(Items from a dataset)
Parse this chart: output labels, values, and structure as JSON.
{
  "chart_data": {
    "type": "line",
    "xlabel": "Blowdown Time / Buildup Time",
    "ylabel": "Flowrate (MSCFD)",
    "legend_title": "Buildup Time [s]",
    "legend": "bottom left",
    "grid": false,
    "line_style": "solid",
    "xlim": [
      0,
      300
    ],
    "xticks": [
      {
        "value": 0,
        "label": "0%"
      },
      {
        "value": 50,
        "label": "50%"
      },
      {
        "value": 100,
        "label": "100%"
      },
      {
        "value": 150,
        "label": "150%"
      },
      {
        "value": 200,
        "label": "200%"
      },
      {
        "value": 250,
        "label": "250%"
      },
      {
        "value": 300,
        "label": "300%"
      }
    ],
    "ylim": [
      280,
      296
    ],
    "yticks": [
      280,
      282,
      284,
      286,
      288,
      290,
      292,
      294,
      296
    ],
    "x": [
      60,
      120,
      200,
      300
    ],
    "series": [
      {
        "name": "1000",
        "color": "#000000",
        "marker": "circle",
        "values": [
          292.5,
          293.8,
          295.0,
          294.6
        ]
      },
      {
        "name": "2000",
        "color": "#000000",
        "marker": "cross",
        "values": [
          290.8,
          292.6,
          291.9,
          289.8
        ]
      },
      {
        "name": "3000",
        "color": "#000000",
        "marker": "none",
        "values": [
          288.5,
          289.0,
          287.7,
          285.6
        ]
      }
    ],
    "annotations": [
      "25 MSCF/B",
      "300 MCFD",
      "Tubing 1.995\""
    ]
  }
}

Task details
Look through the data above. Find each line with the string "Buildup" and copy it.

Solved problem
    "xlabel": "Blowdown Time / Buildup Time",
    "legend_title": "Buildup Time [s]",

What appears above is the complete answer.